Data for processing:
──────────────────────────────

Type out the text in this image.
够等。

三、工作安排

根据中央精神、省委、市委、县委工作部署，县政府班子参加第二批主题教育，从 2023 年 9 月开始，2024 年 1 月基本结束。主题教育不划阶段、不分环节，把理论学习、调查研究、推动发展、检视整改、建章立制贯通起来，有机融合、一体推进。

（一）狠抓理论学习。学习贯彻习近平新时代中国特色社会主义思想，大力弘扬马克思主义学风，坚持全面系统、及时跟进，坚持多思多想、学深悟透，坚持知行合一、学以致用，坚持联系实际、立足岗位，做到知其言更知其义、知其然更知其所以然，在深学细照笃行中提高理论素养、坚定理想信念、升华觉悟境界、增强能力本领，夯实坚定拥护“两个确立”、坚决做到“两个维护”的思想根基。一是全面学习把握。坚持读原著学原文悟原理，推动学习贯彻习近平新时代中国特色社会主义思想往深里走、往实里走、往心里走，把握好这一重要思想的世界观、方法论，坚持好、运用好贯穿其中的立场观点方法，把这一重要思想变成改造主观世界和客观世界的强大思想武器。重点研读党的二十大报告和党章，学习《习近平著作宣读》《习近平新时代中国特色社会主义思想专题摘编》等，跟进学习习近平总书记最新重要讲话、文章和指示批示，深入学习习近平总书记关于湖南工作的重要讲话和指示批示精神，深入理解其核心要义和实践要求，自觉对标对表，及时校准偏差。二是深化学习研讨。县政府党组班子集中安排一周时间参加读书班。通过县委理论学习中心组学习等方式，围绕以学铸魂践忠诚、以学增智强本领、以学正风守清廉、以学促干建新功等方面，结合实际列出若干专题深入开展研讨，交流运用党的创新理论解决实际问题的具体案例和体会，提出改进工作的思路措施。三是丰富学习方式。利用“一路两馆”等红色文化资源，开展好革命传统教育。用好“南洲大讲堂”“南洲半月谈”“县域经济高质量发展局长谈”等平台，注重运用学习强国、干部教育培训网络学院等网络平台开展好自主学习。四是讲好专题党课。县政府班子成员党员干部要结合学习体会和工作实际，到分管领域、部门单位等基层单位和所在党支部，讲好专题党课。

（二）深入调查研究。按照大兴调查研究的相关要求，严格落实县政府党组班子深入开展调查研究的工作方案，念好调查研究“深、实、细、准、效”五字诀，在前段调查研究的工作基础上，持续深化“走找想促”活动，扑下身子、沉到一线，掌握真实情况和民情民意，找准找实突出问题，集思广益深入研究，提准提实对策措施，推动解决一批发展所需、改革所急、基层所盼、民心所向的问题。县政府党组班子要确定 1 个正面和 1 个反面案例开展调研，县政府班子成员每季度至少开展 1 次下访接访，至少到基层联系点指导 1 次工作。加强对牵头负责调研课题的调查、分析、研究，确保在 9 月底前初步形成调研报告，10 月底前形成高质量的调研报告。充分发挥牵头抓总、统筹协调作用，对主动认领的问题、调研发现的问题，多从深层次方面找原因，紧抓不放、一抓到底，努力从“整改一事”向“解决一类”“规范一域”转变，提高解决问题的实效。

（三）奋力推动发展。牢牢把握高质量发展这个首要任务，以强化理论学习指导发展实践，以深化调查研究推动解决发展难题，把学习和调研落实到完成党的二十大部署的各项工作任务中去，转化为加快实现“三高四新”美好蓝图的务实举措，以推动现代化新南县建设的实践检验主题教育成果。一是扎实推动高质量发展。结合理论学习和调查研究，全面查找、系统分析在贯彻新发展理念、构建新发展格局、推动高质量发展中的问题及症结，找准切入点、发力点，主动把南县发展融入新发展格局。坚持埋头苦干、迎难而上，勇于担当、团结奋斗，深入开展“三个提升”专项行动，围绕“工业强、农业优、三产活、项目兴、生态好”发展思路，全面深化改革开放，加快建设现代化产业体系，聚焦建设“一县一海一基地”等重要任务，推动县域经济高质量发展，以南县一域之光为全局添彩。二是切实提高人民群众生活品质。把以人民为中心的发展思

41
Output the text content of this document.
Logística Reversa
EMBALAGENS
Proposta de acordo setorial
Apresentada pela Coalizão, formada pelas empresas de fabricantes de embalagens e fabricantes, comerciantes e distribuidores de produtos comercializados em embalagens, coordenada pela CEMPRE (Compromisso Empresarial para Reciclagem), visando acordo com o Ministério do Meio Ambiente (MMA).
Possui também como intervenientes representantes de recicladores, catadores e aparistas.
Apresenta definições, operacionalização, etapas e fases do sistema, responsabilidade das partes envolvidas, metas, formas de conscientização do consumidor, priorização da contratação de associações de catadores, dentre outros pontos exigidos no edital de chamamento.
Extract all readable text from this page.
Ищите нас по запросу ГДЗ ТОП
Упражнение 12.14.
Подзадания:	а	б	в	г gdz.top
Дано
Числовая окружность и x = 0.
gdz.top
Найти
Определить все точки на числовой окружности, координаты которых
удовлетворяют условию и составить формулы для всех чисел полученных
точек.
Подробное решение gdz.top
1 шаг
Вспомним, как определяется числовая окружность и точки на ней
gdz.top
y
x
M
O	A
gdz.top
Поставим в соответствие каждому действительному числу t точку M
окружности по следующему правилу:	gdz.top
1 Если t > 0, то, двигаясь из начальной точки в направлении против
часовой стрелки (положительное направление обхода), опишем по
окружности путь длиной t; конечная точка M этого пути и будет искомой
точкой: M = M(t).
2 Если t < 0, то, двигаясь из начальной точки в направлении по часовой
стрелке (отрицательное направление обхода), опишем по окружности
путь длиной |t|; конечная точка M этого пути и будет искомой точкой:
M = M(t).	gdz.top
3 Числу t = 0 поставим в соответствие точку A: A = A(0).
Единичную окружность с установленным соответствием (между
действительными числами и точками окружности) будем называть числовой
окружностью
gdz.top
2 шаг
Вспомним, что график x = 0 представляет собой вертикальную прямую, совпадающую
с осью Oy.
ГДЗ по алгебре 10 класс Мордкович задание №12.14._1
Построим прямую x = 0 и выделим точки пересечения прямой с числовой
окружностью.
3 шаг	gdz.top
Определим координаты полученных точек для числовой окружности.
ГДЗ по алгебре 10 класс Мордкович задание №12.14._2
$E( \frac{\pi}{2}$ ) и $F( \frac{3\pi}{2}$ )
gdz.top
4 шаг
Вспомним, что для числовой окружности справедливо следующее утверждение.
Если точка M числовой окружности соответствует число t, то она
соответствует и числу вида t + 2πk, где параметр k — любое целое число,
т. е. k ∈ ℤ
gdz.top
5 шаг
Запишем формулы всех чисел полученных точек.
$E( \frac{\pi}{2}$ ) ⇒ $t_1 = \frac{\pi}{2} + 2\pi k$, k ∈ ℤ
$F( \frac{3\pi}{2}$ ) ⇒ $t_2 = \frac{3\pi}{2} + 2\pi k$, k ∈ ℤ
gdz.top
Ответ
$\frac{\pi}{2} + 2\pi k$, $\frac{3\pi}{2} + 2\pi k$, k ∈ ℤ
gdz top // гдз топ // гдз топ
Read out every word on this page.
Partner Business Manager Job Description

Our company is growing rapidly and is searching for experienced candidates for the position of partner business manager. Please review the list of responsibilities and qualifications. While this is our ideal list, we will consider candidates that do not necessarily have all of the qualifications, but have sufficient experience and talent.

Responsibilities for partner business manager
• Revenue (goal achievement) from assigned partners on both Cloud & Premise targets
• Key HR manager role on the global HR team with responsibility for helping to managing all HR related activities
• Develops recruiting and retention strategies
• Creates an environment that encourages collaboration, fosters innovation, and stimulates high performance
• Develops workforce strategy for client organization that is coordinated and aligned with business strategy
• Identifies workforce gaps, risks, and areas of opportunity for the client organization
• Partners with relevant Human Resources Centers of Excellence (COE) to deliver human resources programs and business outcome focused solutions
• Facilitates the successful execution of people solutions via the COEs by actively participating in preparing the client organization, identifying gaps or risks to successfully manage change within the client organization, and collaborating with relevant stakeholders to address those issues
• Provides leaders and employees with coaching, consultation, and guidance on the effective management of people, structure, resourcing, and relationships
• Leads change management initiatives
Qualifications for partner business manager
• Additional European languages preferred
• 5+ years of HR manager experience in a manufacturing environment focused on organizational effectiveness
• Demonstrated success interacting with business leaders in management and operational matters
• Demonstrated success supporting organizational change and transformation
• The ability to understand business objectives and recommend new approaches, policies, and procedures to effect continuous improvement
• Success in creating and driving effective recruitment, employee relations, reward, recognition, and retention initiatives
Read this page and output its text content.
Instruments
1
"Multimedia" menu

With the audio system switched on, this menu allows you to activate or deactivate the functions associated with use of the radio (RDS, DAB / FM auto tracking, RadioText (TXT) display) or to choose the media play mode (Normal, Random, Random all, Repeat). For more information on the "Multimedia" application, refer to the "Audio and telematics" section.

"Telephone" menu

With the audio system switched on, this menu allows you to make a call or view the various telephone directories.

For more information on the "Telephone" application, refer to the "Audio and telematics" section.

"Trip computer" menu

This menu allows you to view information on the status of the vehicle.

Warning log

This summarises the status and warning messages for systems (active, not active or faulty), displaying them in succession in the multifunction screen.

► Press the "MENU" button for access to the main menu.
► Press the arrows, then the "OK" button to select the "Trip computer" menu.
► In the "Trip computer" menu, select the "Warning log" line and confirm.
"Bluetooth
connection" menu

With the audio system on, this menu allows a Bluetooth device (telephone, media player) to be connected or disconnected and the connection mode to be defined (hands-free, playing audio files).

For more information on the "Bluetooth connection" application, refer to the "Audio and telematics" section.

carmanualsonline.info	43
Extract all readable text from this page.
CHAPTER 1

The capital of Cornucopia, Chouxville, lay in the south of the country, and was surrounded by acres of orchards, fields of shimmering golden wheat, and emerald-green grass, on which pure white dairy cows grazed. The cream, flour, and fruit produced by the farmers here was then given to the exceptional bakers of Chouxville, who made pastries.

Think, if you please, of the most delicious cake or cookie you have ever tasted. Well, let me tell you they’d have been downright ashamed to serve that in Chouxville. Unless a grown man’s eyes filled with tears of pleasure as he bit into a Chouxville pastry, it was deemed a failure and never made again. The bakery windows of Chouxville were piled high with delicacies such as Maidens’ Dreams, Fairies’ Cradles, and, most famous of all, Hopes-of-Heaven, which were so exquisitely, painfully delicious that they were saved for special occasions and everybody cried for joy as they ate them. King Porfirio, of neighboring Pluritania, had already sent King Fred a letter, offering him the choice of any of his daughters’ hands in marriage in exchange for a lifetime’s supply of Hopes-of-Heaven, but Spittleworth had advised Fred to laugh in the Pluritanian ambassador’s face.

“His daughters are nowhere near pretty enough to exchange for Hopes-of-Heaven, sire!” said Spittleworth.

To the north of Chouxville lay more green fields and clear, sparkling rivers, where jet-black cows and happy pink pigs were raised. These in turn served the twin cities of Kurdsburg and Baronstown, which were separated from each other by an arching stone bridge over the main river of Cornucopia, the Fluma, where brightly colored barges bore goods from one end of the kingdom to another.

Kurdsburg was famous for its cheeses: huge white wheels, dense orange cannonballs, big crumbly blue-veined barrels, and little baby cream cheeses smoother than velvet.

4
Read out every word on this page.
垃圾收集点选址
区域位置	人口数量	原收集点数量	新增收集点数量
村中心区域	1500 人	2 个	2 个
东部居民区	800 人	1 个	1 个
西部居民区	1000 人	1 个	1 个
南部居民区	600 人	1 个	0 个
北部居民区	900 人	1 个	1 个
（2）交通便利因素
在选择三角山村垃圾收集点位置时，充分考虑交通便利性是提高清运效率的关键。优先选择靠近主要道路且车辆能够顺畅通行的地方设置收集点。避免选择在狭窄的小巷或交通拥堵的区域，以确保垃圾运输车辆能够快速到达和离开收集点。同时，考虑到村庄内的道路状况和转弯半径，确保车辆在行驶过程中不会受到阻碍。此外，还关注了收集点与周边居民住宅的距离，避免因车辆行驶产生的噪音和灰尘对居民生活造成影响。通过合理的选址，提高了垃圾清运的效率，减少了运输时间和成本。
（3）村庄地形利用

──────────────────────────────

Directions: Find the word "соответствует" and list each line it appears in.

Answer to the problem:
Если точка M числовой окружности соответствует число t, то она
соответствует и числу вида t + 2πk, где параметр k — любое целое число,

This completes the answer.